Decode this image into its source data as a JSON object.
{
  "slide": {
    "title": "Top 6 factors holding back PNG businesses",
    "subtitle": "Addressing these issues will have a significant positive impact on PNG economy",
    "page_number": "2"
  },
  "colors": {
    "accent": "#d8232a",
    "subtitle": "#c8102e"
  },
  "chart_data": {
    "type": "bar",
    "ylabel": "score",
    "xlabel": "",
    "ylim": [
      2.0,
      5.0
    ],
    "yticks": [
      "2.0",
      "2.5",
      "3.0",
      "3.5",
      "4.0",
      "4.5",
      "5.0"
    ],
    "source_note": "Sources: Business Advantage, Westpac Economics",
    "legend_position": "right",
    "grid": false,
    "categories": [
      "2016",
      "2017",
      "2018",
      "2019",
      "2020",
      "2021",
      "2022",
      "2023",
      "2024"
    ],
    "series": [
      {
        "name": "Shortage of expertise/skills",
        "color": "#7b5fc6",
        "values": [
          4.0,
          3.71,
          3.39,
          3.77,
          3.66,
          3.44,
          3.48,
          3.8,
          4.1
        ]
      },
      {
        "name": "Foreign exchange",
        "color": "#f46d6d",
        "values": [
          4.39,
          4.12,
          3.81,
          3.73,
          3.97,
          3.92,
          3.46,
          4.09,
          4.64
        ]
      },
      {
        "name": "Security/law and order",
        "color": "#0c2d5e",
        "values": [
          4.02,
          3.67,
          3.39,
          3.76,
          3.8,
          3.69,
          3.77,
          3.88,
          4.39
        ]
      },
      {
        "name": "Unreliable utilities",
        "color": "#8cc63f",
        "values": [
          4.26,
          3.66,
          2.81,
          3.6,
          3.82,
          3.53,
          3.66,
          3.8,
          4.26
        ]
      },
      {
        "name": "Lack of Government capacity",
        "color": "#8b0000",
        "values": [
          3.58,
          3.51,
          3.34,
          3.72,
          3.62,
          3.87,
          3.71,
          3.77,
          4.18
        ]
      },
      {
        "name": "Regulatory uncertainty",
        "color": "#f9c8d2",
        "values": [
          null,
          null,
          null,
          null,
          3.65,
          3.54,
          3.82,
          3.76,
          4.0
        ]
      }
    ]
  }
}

■ **Goal**
Scan the data above; copy every line where "subtitle" appears.

■ **Answer for the task**
    "subtitle": "Addressing these issues will have a significant positive impact on PNG economy",
    "subtitle": "#c8102e"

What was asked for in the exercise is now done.